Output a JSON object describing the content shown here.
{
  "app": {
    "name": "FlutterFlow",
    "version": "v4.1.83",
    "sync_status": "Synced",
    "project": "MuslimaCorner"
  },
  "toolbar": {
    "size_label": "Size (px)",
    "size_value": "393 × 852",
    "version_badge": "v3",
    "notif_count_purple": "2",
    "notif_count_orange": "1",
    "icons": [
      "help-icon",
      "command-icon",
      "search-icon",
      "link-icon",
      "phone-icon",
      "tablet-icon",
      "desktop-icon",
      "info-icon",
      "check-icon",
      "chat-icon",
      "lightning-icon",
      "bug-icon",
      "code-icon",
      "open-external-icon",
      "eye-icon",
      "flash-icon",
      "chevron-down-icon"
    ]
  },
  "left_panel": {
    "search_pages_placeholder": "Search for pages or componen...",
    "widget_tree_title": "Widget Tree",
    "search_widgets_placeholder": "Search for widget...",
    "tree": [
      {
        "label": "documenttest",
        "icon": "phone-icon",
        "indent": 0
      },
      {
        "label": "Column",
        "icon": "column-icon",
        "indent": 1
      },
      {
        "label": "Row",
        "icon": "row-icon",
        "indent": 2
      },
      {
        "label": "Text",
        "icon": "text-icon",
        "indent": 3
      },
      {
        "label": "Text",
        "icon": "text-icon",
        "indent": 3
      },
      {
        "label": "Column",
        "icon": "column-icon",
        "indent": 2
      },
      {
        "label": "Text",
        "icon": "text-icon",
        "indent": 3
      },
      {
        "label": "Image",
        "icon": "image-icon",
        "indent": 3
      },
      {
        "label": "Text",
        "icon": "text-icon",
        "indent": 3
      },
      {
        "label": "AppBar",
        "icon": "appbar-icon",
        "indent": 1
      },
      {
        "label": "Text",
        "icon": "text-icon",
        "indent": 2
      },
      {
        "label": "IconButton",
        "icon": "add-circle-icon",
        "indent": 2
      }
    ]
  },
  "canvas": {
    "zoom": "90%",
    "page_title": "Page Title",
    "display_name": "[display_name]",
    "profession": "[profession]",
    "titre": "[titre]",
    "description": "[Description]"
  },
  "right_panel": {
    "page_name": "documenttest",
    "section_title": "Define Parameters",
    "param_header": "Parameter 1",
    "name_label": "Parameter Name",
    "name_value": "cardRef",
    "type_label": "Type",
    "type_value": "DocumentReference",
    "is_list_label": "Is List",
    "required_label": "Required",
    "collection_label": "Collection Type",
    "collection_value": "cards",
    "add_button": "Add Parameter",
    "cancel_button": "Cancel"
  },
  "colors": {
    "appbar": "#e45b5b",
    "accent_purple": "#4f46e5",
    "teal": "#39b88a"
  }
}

· · ·

- REQUIRED WORK
Reproduce the listing shown above in its entirety, exactly.

- ANSWER TO THE PROBLEM
Output a JSON object describing the content shown here.
{
  "app": {
    "name": "FlutterFlow",
    "version": "v4.1.83",
    "sync_status": "Synced",
    "project": "MuslimaCorner"
  },
  "toolbar": {
    "size_label": "Size (px)",
    "size_value": "393 × 852",
    "version_badge": "v3",
    "notif_count_purple": "2",
    "notif_count_orange": "1",
    "icons": [
      "help-icon",
      "command-icon",
      "search-icon",
      "link-icon",
      "phone-icon",
      "tablet-icon",
      "desktop-icon",
      "info-icon",
      "check-icon",
      "chat-icon",
      "lightning-icon",
      "bug-icon",
      "code-icon",
      "open-external-icon",
      "eye-icon",
      "flash-icon",
      "chevron-down-icon"
    ]
  },
  "left_panel": {
    "search_pages_placeholder": "Search for pages or componen...",
    "widget_tree_title": "Widget Tree",
    "search_widgets_placeholder": "Search for widget...",
    "tree": [
      {
        "label": "documenttest",
        "icon": "phone-icon",
        "indent": 0
      },
      {
        "label": "Column",
        "icon": "column-icon",
        "indent": 1
      },
      {
        "label": "Row",
        "icon": "row-icon",
        "indent": 2
      },
      {
        "label": "Text",
        "icon": "text-icon",
        "indent": 3
      },
      {
        "label": "Text",
        "icon": "text-icon",
        "indent": 3
      },
      {
        "label": "Column",
        "icon": "column-icon",
        "indent": 2
      },
      {
        "label": "Text",
        "icon": "text-icon",
        "indent": 3
      },
      {
        "label": "Image",
        "icon": "image-icon",
        "indent": 3
      },
      {
        "label": "Text",
        "icon": "text-icon",
        "indent": 3
      },
      {
        "label": "AppBar",
        "icon": "appbar-icon",
        "indent": 1
      },
      {
        "label": "Text",
        "icon": "text-icon",
        "indent": 2
      },
      {
        "label": "IconButton",
        "icon": "add-circle-icon",
        "indent": 2
      }
    ]
  },
  "canvas": {
    "zoom": "90%",
    "page_title": "Page Title",
    "display_name": "[display_name]",
    "profession": "[profession]",
    "titre": "[titre]",
    "description": "[Description]"
  },
  "right_panel": {
    "page_name": "documenttest",
    "section_title": "Define Parameters",
    "param_header": "Parameter 1",
    "name_label": "Parameter Name",
    "name_value": "cardRef",
    "type_label": "Type",
    "type_value": "DocumentReference",
    "is_list_label": "Is List",
    "required_label": "Required",
    "collection_label": "Collection Type",
    "collection_value": "cards",
    "add_button": "Add Parameter",
    "cancel_button": "Cancel"
  },
  "colors": {
    "appbar": "#e45b5b",
    "accent_purple": "#4f46e5",
    "teal": "#39b88a"
  }
}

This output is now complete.